═════ Data

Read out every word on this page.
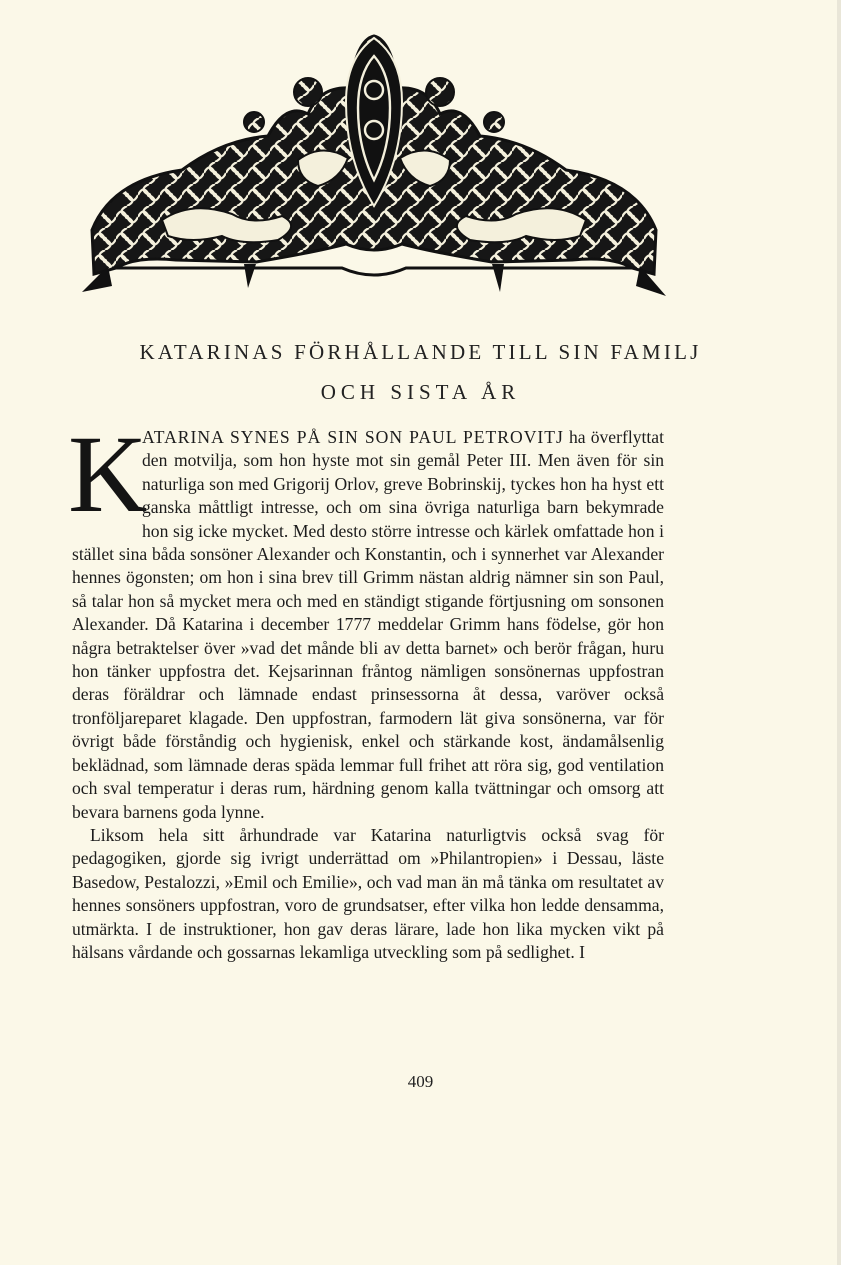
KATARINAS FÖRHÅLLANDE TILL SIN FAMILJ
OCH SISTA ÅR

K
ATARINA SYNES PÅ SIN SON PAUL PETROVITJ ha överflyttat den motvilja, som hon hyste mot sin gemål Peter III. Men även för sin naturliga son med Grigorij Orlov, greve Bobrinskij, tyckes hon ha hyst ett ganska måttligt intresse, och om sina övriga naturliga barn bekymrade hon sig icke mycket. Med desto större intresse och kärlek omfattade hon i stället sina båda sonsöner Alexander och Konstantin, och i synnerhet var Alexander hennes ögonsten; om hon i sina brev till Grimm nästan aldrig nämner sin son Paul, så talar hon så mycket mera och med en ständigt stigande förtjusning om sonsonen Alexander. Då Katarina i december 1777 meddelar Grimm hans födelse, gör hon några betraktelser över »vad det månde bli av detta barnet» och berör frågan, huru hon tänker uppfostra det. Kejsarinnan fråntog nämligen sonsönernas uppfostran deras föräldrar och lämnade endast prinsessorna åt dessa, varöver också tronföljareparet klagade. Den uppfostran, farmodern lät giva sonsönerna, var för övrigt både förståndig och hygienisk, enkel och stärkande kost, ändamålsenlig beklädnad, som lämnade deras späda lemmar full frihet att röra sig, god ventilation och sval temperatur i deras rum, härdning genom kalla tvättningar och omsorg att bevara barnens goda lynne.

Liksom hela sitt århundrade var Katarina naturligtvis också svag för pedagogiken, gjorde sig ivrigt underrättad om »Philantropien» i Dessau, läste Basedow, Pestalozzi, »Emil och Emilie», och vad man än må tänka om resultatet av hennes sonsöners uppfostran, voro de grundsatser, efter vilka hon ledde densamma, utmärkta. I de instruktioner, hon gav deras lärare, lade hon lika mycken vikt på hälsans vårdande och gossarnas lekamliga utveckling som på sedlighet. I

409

══════════
═════ Data

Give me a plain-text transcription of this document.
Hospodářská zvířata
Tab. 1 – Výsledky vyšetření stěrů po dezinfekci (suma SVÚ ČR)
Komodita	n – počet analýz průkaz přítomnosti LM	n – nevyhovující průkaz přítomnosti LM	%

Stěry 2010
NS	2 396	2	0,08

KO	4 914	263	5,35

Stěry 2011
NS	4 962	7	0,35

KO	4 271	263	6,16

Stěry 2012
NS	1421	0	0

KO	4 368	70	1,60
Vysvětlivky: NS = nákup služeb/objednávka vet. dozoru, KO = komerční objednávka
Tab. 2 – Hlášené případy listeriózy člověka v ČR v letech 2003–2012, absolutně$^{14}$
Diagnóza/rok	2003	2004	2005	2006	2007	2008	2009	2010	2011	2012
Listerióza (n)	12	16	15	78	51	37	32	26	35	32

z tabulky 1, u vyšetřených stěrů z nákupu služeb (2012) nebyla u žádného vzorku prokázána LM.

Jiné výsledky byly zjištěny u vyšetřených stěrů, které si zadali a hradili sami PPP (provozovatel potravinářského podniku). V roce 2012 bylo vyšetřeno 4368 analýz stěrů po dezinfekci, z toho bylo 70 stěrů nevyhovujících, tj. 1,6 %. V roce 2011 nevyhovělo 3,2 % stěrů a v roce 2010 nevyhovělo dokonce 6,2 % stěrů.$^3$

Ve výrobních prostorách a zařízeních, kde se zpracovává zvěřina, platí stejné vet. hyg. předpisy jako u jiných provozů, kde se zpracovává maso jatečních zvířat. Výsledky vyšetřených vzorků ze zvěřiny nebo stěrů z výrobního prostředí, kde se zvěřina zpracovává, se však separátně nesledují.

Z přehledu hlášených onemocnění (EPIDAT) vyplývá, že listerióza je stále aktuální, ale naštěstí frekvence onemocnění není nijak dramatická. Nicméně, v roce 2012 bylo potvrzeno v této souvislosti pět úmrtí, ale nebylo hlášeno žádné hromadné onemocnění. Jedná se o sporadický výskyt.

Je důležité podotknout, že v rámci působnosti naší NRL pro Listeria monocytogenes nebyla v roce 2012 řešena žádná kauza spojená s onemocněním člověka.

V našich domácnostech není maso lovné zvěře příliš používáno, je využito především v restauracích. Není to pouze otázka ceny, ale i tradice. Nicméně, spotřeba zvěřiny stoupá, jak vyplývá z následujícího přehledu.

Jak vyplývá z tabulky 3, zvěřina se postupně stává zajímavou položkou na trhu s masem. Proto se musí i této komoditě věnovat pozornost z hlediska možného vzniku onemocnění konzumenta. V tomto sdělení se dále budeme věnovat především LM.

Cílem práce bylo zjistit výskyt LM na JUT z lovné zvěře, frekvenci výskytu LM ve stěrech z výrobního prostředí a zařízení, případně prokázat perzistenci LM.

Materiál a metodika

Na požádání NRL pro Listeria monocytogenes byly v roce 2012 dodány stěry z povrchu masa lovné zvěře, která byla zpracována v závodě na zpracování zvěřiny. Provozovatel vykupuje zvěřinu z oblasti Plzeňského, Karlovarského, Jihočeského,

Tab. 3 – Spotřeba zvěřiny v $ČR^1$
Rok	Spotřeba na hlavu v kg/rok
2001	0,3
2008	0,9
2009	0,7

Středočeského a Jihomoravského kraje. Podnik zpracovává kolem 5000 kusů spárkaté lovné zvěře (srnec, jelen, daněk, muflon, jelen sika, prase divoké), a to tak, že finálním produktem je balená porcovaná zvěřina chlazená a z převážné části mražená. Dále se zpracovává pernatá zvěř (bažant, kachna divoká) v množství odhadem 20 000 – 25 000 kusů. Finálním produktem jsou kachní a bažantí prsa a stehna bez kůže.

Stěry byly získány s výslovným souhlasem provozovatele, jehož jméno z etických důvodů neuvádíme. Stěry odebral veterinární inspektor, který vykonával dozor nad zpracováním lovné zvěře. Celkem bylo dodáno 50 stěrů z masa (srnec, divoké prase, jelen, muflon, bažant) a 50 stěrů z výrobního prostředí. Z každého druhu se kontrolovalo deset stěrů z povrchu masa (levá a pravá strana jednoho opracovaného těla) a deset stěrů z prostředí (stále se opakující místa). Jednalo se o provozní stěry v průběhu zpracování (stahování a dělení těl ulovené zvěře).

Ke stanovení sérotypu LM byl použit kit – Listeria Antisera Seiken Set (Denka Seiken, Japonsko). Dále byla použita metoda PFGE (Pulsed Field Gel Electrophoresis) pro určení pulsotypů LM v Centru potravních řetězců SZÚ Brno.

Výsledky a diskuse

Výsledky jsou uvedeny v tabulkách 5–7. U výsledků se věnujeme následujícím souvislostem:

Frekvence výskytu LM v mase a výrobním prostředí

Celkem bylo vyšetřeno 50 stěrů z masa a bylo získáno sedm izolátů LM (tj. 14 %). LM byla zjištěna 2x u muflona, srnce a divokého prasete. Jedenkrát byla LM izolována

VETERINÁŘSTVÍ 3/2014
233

══════════

Problem to solve —
Only lines of the data holding the word "analýz" go in the answer. Please copy each of them.

Your solution —
Komodita	n – počet analýz průkaz přítomnosti LM	n – nevyhovující průkaz přítomnosti LM	%
Jiné výsledky byly zjištěny u vyšetřených stěrů, které si zadali a hradili sami PPP (provozovatel potravinářského podniku). V roce 2012 bylo vyšetřeno 4368 analýz stěrů po dezinfekci, z toho bylo 70 stěrů nevyhovujících, tj. 1,6 %. V roce 2011 nevyhovělo 3,2 % stěrů a v roce 2010 nevyhovělo dokonce 6,2 % stěrů.$^3$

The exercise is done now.